*What is being asked*
Comb through the entries for "pattern" and pull out each line that holds it.

*Provided records*

#####

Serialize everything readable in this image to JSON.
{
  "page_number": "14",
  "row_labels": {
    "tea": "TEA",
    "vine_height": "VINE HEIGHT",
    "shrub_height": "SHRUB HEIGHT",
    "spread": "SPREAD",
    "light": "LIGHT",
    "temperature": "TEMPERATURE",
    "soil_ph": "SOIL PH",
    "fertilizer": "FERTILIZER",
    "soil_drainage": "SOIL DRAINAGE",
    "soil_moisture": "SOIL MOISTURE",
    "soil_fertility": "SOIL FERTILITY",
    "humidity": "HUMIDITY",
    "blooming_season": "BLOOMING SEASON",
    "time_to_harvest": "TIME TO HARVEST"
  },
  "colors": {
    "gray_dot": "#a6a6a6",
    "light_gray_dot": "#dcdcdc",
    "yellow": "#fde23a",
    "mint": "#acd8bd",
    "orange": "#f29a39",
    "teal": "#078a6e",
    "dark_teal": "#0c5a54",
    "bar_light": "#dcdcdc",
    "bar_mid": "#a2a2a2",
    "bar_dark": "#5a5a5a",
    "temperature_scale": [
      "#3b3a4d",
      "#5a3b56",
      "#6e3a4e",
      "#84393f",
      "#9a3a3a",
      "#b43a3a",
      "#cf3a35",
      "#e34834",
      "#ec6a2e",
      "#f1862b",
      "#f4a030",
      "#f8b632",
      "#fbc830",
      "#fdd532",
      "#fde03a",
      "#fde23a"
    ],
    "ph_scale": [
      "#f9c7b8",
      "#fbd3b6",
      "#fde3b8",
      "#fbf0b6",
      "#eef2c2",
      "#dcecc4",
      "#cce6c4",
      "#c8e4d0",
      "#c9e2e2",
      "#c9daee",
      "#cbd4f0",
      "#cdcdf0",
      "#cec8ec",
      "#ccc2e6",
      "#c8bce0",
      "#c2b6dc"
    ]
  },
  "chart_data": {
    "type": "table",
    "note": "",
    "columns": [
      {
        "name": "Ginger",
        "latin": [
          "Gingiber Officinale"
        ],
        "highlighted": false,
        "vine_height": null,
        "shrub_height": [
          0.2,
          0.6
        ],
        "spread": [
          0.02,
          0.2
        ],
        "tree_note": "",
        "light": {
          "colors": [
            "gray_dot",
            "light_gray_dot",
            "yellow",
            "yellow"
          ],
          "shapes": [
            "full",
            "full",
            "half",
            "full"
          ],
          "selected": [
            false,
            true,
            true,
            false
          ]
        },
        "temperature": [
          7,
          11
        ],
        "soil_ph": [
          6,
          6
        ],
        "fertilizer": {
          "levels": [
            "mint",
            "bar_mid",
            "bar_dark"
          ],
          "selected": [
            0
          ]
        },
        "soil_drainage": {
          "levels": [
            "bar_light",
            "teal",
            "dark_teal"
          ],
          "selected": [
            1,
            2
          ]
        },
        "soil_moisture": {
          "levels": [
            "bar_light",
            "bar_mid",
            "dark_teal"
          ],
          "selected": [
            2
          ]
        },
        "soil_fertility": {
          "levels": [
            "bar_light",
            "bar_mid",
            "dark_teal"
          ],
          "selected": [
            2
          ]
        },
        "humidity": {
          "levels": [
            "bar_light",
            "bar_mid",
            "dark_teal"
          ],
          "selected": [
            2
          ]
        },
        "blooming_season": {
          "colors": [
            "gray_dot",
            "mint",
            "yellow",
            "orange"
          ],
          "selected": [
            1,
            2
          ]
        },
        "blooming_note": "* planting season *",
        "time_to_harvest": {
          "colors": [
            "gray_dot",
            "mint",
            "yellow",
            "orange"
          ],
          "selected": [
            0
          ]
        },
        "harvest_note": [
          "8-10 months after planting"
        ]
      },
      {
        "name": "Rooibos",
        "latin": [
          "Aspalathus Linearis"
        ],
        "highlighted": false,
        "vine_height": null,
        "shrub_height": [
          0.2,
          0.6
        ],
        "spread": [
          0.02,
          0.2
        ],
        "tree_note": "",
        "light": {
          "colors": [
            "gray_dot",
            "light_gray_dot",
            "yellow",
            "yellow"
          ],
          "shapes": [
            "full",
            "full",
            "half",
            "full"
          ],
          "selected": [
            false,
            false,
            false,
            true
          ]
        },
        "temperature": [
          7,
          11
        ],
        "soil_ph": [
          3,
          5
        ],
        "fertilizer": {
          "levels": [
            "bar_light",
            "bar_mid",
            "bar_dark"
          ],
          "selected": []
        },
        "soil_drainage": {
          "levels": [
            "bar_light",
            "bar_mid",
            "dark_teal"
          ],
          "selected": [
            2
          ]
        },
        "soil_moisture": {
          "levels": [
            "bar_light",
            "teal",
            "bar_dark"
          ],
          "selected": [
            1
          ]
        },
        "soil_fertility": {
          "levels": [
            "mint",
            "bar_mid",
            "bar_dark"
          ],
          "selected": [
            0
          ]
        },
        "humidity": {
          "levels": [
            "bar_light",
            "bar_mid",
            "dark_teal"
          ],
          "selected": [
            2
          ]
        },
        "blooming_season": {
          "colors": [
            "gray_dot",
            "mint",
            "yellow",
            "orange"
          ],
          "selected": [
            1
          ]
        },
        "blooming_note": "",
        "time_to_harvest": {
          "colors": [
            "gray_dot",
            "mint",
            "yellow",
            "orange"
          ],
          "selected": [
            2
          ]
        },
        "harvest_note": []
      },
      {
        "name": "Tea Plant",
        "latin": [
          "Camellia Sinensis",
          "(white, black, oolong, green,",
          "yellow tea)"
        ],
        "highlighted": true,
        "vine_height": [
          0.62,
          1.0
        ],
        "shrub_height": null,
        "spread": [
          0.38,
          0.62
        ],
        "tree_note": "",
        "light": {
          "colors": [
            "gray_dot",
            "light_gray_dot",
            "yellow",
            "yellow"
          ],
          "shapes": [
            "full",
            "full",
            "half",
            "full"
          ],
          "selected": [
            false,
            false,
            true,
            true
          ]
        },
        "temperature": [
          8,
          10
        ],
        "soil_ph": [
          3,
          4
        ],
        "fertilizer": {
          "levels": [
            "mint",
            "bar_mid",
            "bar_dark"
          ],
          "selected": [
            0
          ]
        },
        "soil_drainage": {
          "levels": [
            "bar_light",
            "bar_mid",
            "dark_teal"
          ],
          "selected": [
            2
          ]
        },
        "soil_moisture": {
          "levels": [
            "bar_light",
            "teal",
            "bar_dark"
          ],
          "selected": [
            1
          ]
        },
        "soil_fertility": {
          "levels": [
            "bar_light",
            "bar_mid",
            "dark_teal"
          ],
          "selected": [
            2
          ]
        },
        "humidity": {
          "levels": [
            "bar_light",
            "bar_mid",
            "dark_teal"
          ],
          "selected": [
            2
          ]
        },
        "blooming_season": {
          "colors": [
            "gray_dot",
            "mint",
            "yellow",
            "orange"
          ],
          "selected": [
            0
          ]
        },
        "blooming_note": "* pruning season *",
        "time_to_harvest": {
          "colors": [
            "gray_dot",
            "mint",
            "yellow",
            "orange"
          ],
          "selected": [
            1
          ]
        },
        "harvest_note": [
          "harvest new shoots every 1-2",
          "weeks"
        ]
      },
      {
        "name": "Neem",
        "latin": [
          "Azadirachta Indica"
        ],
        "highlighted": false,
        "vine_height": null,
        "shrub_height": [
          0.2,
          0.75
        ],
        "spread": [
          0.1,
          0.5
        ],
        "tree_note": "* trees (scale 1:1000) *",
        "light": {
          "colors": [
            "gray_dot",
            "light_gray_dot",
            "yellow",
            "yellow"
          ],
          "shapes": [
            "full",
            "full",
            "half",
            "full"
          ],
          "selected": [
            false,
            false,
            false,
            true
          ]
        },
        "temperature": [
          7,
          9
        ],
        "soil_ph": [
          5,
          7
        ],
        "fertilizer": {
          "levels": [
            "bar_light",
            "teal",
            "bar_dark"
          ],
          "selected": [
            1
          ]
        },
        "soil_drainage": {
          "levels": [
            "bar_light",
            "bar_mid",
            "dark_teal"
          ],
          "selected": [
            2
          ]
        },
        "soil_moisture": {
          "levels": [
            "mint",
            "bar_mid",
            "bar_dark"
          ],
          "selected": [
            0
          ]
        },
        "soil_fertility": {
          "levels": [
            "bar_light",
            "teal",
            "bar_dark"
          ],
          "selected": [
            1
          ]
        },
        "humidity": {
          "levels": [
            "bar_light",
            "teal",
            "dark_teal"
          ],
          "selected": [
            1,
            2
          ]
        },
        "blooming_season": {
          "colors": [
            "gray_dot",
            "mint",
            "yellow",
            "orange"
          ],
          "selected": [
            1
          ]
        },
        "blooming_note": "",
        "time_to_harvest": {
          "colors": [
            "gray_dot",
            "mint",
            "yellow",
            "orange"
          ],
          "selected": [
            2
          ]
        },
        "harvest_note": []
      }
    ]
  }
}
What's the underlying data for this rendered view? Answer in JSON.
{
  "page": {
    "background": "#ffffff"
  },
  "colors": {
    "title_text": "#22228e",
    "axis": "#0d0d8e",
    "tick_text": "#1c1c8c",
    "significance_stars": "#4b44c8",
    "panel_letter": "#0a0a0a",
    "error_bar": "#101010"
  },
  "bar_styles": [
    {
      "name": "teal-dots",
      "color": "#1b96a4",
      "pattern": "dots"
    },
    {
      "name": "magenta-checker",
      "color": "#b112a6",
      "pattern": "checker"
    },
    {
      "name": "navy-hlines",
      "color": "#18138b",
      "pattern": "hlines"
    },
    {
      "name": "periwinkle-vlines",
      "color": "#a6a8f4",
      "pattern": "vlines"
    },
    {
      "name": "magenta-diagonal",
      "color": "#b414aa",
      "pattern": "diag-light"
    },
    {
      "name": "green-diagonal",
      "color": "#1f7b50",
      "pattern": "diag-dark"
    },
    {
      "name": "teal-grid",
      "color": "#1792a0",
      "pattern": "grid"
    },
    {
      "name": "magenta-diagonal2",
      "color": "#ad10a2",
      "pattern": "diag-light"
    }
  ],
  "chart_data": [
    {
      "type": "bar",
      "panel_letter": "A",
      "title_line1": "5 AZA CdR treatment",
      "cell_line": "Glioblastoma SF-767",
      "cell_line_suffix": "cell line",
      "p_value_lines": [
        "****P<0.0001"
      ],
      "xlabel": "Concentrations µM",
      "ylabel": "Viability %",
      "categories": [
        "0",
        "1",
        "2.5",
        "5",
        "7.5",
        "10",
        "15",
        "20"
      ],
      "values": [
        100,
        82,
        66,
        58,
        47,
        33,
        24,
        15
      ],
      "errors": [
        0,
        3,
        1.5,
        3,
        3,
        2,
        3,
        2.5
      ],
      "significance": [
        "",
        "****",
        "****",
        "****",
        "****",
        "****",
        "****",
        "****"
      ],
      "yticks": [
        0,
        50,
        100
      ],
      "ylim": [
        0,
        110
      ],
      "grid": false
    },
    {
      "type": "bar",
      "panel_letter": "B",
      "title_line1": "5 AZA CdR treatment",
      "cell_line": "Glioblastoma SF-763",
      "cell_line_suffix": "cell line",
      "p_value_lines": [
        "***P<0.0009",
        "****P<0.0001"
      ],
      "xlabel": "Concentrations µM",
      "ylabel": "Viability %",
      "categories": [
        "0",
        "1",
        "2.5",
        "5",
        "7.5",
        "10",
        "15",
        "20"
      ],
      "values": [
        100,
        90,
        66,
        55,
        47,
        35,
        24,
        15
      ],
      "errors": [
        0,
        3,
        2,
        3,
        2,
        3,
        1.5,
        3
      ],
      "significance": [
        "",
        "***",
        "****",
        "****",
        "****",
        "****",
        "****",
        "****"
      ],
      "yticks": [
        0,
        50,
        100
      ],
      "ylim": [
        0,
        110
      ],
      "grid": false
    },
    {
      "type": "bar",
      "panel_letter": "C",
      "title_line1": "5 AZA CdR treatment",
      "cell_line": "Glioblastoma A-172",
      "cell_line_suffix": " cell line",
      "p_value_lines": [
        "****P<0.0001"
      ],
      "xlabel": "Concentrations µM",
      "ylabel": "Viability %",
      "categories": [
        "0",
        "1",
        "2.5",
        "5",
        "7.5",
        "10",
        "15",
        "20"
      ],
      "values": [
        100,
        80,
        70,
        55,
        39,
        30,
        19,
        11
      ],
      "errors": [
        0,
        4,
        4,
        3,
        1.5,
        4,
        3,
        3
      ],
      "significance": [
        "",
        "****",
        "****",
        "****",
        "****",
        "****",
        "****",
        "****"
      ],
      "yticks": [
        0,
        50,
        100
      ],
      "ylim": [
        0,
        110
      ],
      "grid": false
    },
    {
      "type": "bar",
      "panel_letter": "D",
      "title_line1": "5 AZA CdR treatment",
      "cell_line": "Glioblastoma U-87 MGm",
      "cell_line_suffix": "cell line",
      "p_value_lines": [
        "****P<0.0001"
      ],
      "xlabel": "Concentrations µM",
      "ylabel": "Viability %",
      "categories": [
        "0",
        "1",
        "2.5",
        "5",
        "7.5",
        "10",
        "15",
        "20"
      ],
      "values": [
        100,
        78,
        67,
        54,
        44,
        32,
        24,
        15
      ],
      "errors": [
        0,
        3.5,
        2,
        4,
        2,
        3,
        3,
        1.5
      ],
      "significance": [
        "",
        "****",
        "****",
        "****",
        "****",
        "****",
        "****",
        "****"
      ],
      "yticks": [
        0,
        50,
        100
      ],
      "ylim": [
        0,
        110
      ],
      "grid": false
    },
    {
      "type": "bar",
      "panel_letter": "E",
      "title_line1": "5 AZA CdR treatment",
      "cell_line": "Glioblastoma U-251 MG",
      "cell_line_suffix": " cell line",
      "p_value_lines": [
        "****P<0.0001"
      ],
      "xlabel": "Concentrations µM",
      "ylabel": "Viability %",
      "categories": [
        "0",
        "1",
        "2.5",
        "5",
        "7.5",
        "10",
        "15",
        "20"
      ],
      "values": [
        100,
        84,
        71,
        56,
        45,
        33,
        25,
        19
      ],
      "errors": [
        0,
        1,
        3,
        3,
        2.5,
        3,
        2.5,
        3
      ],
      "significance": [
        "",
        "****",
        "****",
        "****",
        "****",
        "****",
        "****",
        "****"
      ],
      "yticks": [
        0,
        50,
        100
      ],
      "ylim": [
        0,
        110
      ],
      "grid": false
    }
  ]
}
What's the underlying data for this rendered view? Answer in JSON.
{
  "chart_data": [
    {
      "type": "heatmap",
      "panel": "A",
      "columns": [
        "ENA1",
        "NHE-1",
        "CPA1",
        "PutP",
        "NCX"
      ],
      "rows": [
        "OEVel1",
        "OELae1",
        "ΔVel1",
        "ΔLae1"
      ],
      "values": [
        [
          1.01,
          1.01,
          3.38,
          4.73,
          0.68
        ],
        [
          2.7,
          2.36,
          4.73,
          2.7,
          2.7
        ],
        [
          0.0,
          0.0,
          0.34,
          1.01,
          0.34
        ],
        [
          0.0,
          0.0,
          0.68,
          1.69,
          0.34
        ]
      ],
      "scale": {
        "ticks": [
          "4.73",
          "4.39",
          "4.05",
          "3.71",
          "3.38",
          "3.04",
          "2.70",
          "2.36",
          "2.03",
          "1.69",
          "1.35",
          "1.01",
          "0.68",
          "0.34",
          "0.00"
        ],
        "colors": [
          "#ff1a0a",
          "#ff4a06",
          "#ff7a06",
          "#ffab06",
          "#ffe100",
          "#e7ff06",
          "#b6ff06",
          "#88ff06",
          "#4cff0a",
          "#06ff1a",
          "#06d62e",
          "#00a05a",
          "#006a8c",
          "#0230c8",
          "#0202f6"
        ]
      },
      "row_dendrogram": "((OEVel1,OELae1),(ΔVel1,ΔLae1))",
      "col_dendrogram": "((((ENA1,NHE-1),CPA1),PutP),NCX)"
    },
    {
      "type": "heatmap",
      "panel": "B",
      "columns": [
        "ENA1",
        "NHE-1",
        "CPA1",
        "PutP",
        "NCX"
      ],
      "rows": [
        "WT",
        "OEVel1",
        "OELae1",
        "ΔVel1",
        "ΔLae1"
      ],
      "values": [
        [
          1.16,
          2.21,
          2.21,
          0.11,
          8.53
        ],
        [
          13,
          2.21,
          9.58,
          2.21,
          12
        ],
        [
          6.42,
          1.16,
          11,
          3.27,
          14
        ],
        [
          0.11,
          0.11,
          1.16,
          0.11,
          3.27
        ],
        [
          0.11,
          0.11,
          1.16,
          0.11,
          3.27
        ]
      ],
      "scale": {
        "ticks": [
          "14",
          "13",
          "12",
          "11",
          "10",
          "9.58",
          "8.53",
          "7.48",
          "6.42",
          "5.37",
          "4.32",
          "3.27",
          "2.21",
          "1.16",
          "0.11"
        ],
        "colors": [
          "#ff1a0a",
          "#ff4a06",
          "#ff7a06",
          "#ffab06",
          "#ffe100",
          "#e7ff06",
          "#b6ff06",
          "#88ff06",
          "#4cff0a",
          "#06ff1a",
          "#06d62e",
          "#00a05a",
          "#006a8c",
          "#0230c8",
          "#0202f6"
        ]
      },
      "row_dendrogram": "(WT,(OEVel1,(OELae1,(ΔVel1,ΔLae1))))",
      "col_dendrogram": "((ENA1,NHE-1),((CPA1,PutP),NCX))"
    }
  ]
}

#####

*Task result*
      "pattern": "dots"
      "pattern": "checker"
      "pattern": "hlines"
      "pattern": "vlines"
      "pattern": "diag-light"
      "pattern": "diag-dark"
      "pattern": "grid"
      "pattern": "diag-light"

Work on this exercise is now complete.